INSTRUCTIONS FOR THE TASK
Output every line of the data exactly as it appears.

EXTRACTED MATERIAL

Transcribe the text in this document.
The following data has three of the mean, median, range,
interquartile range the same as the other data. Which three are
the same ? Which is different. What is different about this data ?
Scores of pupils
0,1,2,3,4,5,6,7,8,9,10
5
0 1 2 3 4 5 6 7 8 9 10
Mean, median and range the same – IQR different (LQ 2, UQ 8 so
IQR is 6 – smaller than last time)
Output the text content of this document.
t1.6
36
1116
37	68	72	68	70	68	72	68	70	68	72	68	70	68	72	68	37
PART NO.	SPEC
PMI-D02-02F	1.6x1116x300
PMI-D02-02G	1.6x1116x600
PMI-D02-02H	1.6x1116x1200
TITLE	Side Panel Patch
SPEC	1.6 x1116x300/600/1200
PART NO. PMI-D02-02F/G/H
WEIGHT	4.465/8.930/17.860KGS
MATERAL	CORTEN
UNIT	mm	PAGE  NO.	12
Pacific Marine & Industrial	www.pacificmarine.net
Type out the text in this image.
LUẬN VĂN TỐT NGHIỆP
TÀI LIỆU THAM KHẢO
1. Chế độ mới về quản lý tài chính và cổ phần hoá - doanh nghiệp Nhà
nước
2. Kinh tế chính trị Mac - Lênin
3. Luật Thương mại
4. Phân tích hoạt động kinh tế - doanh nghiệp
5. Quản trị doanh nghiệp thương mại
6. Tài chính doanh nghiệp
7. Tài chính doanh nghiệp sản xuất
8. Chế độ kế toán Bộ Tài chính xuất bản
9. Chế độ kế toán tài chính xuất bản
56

REPLY
Transcribe the text in this document.
The following data has three of the mean, median, range,
interquartile range the same as the other data. Which three are
the same ? Which is different. What is different about this data ?
Scores of pupils
0,1,2,3,4,5,6,7,8,9,10
5
0 1 2 3 4 5 6 7 8 9 10
Mean, median and range the same – IQR different (LQ 2, UQ 8 so
IQR is 6 – smaller than last time)
Output the text content of this document.
t1.6
36
1116
37	68	72	68	70	68	72	68	70	68	72	68	70	68	72	68	37
PART NO.	SPEC
PMI-D02-02F	1.6x1116x300
PMI-D02-02G	1.6x1116x600
PMI-D02-02H	1.6x1116x1200
TITLE	Side Panel Patch
SPEC	1.6 x1116x300/600/1200
PART NO. PMI-D02-02F/G/H
WEIGHT	4.465/8.930/17.860KGS
MATERAL	CORTEN
UNIT	mm	PAGE  NO.	12
Pacific Marine & Industrial	www.pacificmarine.net
Type out the text in this image.
LUẬN VĂN TỐT NGHIỆP
TÀI LIỆU THAM KHẢO
1. Chế độ mới về quản lý tài chính và cổ phần hoá - doanh nghiệp Nhà
nước
2. Kinh tế chính trị Mac - Lênin
3. Luật Thương mại
4. Phân tích hoạt động kinh tế - doanh nghiệp
5. Quản trị doanh nghiệp thương mại
6. Tài chính doanh nghiệp
7. Tài chính doanh nghiệp sản xuất
8. Chế độ kế toán Bộ Tài chính xuất bản
9. Chế độ kế toán tài chính xuất bản
56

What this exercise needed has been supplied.